:: What the exercise asks ::
Find each line in the following listing that has the string "caption", then state the count and nothing else.

Raw records:
┌──

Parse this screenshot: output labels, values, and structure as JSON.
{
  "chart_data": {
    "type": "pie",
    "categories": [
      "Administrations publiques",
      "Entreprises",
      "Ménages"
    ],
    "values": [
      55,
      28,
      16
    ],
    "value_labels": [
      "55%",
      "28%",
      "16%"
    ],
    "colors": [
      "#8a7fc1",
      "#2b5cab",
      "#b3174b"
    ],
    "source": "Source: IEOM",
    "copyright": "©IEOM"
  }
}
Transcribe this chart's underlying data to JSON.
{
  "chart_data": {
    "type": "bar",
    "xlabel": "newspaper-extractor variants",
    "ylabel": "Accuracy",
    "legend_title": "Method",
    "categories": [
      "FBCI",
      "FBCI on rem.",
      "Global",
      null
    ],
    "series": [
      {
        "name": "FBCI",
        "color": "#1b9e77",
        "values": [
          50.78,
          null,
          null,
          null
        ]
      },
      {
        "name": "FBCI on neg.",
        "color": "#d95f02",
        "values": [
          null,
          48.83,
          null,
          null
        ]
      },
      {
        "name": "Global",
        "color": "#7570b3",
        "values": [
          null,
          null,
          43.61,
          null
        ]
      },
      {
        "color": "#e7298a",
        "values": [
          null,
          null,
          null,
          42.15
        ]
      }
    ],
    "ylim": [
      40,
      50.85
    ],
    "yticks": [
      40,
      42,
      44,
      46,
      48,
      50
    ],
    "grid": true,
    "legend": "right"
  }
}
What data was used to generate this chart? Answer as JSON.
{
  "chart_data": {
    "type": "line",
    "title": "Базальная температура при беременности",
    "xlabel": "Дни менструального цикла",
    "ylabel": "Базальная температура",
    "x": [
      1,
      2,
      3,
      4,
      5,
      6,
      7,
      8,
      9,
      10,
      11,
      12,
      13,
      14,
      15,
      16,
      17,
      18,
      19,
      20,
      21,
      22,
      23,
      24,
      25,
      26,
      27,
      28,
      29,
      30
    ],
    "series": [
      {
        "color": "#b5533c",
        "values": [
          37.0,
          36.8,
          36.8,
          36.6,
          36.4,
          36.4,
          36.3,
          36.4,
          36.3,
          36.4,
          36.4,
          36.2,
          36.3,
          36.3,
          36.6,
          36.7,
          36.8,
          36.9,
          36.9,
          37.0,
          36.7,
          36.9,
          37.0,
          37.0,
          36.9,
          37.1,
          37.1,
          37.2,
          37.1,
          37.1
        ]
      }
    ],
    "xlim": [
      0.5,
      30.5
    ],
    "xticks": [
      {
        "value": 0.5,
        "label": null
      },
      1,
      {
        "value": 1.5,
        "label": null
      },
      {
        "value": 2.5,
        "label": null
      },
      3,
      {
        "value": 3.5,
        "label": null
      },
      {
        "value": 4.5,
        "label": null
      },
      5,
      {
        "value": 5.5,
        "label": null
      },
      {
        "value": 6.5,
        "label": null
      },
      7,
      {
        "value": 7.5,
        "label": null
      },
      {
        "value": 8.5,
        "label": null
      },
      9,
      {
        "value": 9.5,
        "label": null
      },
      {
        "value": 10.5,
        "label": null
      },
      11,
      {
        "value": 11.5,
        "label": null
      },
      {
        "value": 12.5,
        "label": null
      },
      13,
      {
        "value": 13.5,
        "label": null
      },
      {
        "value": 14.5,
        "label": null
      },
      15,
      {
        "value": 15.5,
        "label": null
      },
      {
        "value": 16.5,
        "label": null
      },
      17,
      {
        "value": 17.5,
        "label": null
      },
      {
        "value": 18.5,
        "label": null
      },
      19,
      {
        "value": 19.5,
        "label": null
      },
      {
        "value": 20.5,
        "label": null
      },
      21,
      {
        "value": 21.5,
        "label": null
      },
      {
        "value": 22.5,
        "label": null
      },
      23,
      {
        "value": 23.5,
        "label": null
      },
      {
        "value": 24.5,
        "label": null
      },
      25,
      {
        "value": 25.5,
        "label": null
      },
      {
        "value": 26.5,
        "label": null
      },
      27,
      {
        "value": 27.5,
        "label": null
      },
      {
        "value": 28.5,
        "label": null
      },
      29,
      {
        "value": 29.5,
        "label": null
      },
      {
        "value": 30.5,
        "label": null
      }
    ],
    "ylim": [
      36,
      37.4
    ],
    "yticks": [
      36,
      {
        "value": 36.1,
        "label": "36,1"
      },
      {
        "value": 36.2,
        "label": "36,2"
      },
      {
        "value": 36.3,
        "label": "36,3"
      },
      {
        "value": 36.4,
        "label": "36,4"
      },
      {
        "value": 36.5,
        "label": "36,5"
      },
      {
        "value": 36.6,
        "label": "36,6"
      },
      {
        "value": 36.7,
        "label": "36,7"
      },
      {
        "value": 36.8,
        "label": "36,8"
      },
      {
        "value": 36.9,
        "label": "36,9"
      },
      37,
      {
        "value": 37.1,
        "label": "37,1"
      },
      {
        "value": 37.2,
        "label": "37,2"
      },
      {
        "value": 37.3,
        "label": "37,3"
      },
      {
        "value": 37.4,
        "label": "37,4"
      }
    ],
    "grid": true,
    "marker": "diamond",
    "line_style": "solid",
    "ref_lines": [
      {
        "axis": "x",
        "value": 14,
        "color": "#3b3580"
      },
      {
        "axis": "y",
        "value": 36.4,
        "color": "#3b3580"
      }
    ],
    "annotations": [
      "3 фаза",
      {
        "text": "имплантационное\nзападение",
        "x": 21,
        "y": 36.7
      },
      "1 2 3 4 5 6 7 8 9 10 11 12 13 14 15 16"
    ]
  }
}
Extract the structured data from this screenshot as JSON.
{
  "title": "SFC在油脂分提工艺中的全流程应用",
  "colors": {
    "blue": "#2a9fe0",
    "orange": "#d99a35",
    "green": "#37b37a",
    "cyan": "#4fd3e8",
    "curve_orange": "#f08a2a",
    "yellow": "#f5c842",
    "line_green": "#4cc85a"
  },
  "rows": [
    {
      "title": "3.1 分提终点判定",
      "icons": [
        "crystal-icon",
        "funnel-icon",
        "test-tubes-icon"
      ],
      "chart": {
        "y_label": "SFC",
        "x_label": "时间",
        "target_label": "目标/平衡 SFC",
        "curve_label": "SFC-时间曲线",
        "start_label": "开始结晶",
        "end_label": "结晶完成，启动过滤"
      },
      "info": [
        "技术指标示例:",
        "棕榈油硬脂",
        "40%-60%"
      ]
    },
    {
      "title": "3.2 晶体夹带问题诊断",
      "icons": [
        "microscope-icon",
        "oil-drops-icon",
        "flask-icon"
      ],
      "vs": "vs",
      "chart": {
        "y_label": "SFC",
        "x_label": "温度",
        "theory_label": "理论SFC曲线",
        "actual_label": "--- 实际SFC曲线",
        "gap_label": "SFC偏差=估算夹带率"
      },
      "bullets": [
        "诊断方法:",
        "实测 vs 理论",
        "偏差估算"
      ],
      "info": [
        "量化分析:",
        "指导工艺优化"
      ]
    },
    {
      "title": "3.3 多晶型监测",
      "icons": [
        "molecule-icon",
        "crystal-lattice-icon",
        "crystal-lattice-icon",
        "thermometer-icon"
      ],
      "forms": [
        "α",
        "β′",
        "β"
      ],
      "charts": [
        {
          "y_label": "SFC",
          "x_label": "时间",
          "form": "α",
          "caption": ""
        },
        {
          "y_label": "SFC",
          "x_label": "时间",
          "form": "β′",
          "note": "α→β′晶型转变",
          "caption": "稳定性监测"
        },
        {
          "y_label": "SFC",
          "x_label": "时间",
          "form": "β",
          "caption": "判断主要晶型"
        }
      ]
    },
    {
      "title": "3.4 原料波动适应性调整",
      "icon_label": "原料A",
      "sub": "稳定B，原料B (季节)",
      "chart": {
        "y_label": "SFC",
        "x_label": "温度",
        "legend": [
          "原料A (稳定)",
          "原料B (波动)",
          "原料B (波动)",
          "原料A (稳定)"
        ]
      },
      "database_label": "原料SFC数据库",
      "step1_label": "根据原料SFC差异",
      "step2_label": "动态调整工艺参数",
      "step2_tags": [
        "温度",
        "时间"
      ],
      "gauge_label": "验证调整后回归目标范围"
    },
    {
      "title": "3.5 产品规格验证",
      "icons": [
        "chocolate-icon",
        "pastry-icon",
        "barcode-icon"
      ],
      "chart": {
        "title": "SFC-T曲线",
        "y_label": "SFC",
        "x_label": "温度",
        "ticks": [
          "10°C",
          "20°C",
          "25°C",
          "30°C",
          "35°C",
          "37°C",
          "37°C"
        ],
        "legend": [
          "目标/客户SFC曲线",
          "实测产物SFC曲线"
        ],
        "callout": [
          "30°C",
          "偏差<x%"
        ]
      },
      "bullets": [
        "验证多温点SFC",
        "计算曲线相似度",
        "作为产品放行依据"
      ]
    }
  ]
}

└──

:: Solution ::
3